======== Records provided
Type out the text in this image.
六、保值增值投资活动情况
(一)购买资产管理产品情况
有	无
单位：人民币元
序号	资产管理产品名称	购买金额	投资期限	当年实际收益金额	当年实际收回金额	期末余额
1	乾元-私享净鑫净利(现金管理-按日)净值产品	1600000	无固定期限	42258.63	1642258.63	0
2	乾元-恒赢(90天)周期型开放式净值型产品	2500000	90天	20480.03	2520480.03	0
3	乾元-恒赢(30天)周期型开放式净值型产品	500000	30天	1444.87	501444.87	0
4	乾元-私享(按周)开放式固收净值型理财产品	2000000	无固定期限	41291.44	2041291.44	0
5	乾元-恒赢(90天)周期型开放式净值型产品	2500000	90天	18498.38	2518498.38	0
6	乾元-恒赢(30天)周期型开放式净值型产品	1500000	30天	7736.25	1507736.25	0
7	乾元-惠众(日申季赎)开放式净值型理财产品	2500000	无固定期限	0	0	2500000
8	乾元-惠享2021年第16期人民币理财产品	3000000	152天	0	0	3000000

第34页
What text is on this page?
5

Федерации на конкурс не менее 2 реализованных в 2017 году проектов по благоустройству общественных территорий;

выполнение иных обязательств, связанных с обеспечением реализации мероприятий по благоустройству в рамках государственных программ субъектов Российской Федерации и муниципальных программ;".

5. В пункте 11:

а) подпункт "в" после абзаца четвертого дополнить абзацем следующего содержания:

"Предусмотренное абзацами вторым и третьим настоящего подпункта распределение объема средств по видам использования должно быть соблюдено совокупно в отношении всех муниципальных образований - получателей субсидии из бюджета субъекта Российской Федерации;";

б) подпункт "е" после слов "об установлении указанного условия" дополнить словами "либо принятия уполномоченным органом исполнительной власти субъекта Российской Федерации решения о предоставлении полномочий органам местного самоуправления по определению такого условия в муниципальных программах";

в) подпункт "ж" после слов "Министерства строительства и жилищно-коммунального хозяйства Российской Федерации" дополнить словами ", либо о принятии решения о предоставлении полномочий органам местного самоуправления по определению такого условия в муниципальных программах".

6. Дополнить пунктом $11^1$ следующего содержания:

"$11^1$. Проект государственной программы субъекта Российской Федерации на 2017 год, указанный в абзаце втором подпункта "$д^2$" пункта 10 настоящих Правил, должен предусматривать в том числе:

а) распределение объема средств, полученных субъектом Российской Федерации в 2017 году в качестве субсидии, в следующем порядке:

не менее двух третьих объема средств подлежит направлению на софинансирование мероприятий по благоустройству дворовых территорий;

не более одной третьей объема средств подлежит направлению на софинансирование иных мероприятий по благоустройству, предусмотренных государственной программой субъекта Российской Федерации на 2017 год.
================
— Goal —
Scan the material above. Extract every line in which the word "самоуправления" occurs.

— Solution to the problem —
б) подпункт "е" после слов "об установлении указанного условия" дополнить словами "либо принятия уполномоченным органом исполнительной власти субъекта Российской Федерации решения о предоставлении полномочий органам местного самоуправления по определению такого условия в муниципальных программах";
в) подпункт "ж" после слов "Министерства строительства и жилищно-коммунального хозяйства Российской Федерации" дополнить словами ", либо о принятии решения о предоставлении полномочий органам местного самоуправления по определению такого условия в муниципальных программах".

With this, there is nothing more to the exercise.